**STATED PROBLEM**
Please write out the complete listing that follows, exactly as it reads.

**DATA SHOWN**
►

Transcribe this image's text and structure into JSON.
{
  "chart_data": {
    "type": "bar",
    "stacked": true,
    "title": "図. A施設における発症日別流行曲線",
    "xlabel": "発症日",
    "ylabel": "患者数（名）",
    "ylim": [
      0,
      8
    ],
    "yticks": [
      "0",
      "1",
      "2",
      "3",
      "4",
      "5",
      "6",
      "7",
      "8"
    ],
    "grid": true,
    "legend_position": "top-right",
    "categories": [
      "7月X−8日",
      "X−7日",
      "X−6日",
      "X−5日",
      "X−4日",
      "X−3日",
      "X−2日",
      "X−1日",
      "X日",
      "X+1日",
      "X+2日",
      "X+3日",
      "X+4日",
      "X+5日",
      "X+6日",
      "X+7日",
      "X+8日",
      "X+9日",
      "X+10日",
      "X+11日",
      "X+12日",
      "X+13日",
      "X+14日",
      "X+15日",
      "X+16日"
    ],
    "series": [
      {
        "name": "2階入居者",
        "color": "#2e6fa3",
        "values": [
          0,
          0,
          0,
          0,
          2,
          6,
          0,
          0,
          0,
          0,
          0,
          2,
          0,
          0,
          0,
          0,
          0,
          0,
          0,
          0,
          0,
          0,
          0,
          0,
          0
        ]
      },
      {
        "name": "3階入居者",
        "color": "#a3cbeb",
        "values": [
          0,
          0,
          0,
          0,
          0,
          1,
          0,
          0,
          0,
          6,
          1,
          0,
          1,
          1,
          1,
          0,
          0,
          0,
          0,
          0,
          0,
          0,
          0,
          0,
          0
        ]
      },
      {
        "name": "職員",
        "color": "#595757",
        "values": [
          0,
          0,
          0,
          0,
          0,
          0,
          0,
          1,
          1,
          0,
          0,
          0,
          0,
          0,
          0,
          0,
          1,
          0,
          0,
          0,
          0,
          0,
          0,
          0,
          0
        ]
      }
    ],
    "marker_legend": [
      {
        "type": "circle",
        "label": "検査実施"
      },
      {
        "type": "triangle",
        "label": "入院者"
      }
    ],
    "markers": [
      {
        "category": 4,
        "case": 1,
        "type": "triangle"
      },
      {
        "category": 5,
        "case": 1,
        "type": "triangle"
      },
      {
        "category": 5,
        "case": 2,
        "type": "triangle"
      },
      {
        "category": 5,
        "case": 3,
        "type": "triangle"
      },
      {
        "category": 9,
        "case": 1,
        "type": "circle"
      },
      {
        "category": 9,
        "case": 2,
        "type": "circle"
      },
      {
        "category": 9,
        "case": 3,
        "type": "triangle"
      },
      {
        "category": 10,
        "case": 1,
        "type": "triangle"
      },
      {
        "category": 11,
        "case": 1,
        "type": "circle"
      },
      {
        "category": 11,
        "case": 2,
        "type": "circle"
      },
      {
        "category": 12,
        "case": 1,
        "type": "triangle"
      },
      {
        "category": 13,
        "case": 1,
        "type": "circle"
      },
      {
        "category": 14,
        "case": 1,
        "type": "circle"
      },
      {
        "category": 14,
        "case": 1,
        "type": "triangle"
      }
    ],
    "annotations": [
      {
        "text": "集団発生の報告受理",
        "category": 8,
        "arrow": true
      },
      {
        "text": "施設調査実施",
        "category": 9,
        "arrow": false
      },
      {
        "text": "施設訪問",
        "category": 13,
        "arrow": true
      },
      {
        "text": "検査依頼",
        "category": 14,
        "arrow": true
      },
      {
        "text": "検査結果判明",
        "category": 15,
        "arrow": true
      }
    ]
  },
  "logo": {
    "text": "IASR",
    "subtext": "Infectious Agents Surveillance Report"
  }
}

◄

**SOLUTION**
Transcribe this image's text and structure into JSON.
{
  "chart_data": {
    "type": "bar",
    "stacked": true,
    "title": "図. A施設における発症日別流行曲線",
    "xlabel": "発症日",
    "ylabel": "患者数（名）",
    "ylim": [
      0,
      8
    ],
    "yticks": [
      "0",
      "1",
      "2",
      "3",
      "4",
      "5",
      "6",
      "7",
      "8"
    ],
    "grid": true,
    "legend_position": "top-right",
    "categories": [
      "7月X−8日",
      "X−7日",
      "X−6日",
      "X−5日",
      "X−4日",
      "X−3日",
      "X−2日",
      "X−1日",
      "X日",
      "X+1日",
      "X+2日",
      "X+3日",
      "X+4日",
      "X+5日",
      "X+6日",
      "X+7日",
      "X+8日",
      "X+9日",
      "X+10日",
      "X+11日",
      "X+12日",
      "X+13日",
      "X+14日",
      "X+15日",
      "X+16日"
    ],
    "series": [
      {
        "name": "2階入居者",
        "color": "#2e6fa3",
        "values": [
          0,
          0,
          0,
          0,
          2,
          6,
          0,
          0,
          0,
          0,
          0,
          2,
          0,
          0,
          0,
          0,
          0,
          0,
          0,
          0,
          0,
          0,
          0,
          0,
          0
        ]
      },
      {
        "name": "3階入居者",
        "color": "#a3cbeb",
        "values": [
          0,
          0,
          0,
          0,
          0,
          1,
          0,
          0,
          0,
          6,
          1,
          0,
          1,
          1,
          1,
          0,
          0,
          0,
          0,
          0,
          0,
          0,
          0,
          0,
          0
        ]
      },
      {
        "name": "職員",
        "color": "#595757",
        "values": [
          0,
          0,
          0,
          0,
          0,
          0,
          0,
          1,
          1,
          0,
          0,
          0,
          0,
          0,
          0,
          0,
          1,
          0,
          0,
          0,
          0,
          0,
          0,
          0,
          0
        ]
      }
    ],
    "marker_legend": [
      {
        "type": "circle",
        "label": "検査実施"
      },
      {
        "type": "triangle",
        "label": "入院者"
      }
    ],
    "markers": [
      {
        "category": 4,
        "case": 1,
        "type": "triangle"
      },
      {
        "category": 5,
        "case": 1,
        "type": "triangle"
      },
      {
        "category": 5,
        "case": 2,
        "type": "triangle"
      },
      {
        "category": 5,
        "case": 3,
        "type": "triangle"
      },
      {
        "category": 9,
        "case": 1,
        "type": "circle"
      },
      {
        "category": 9,
        "case": 2,
        "type": "circle"
      },
      {
        "category": 9,
        "case": 3,
        "type": "triangle"
      },
      {
        "category": 10,
        "case": 1,
        "type": "triangle"
      },
      {
        "category": 11,
        "case": 1,
        "type": "circle"
      },
      {
        "category": 11,
        "case": 2,
        "type": "circle"
      },
      {
        "category": 12,
        "case": 1,
        "type": "triangle"
      },
      {
        "category": 13,
        "case": 1,
        "type": "circle"
      },
      {
        "category": 14,
        "case": 1,
        "type": "circle"
      },
      {
        "category": 14,
        "case": 1,
        "type": "triangle"
      }
    ],
    "annotations": [
      {
        "text": "集団発生の報告受理",
        "category": 8,
        "arrow": true
      },
      {
        "text": "施設調査実施",
        "category": 9,
        "arrow": false
      },
      {
        "text": "施設訪問",
        "category": 13,
        "arrow": true
      },
      {
        "text": "検査依頼",
        "category": 14,
        "arrow": true
      },
      {
        "text": "検査結果判明",
        "category": 15,
        "arrow": true
      }
    ]
  },
  "logo": {
    "text": "IASR",
    "subtext": "Infectious Agents Surveillance Report"
  }
}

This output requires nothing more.